(Raw records)
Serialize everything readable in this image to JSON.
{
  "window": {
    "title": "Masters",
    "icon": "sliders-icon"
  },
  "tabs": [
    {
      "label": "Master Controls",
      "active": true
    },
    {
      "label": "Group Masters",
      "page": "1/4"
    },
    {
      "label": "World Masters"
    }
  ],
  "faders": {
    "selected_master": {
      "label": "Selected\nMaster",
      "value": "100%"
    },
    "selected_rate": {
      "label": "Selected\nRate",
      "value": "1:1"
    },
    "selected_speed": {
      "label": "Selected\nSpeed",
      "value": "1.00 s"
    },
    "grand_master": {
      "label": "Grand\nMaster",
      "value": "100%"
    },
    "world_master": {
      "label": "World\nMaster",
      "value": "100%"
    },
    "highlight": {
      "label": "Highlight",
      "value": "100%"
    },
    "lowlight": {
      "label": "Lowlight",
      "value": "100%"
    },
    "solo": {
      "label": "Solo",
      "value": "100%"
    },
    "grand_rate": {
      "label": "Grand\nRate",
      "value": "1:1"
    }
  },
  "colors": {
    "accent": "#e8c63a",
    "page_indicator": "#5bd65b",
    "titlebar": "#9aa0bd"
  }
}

* * *

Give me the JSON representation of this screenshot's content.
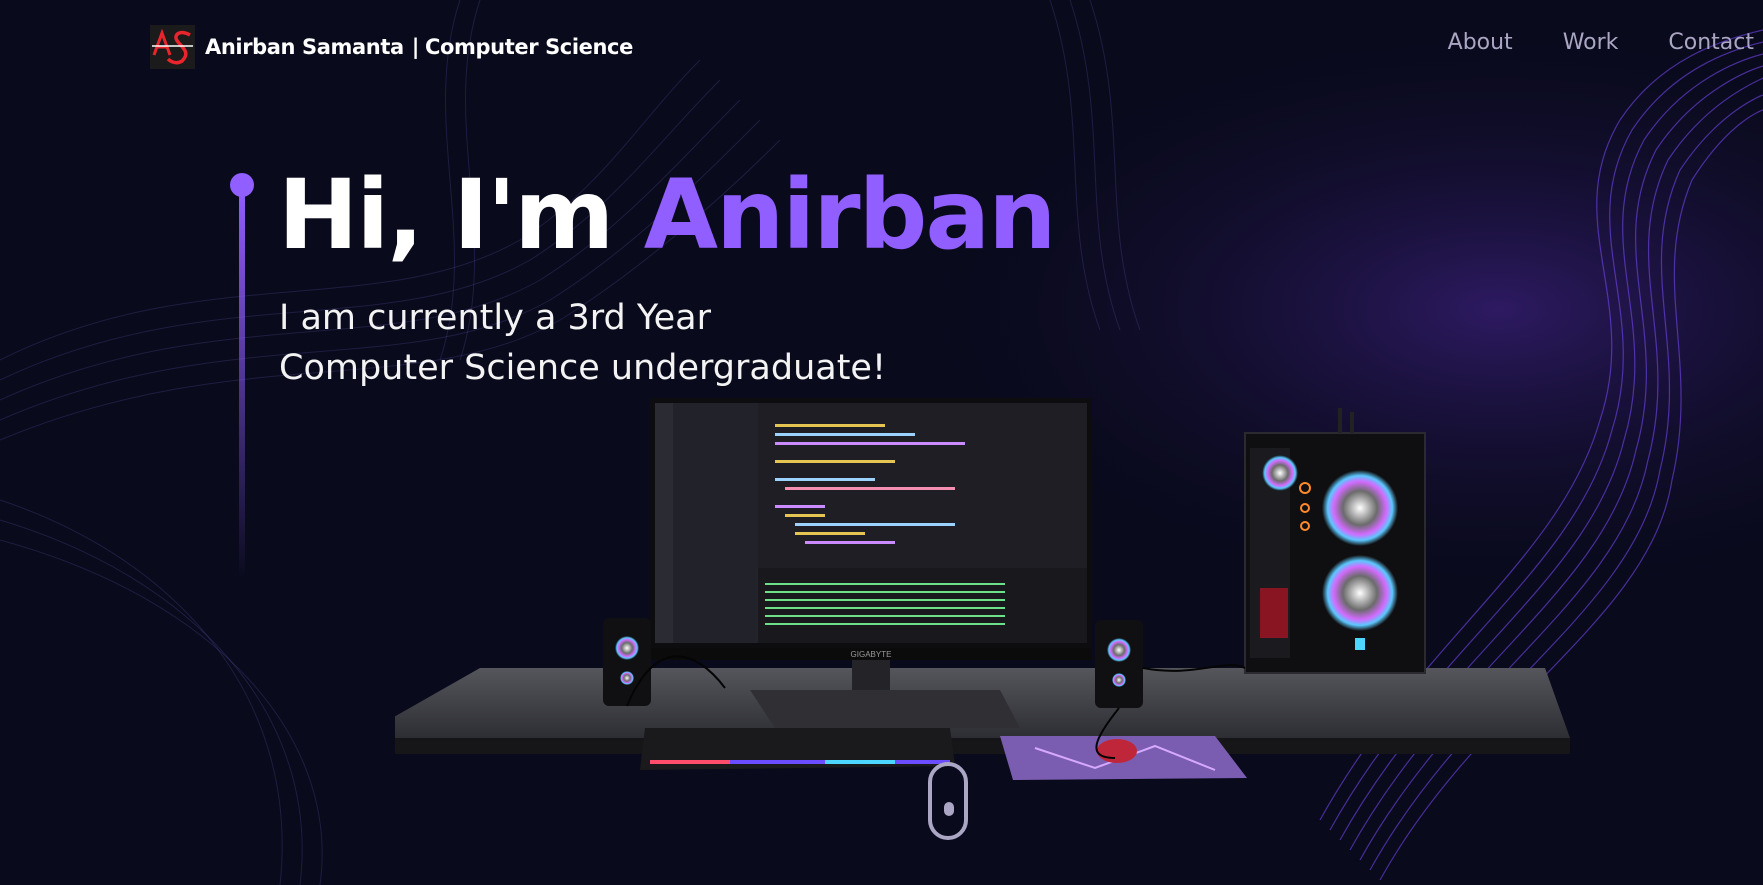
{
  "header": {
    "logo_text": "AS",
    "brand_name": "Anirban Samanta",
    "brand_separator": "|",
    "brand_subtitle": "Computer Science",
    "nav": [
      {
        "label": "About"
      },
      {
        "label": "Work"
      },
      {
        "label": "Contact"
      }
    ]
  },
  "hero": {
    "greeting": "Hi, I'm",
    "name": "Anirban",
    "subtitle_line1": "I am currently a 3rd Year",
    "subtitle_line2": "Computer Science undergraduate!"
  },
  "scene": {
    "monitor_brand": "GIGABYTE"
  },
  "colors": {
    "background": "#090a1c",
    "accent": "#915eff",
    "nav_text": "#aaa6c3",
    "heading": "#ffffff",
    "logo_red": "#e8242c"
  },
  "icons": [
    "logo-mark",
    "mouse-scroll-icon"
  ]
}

Objective
Every line in the data that holds "Masters" should be copied out.

Expected answer
    "title": "Masters",
      "label": "Group Masters",
      "label": "World Masters"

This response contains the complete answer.